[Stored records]
+ + + + +

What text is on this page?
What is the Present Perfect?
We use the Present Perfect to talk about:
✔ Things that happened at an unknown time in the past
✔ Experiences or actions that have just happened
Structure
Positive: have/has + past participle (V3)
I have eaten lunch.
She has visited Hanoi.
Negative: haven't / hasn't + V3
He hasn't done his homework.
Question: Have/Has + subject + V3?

+ + + + +

Stated exercise:
Reproduce each line of the material above precisely.

Exercise solution:
What text is on this page?
What is the Present Perfect?
We use the Present Perfect to talk about:
✔ Things that happened at an unknown time in the past
✔ Experiences or actions that have just happened
Structure
Positive: have/has + past participle (V3)
I have eaten lunch.
She has visited Hanoi.
Negative: haven't / hasn't + V3
He hasn't done his homework.
Question: Have/Has + subject + V3?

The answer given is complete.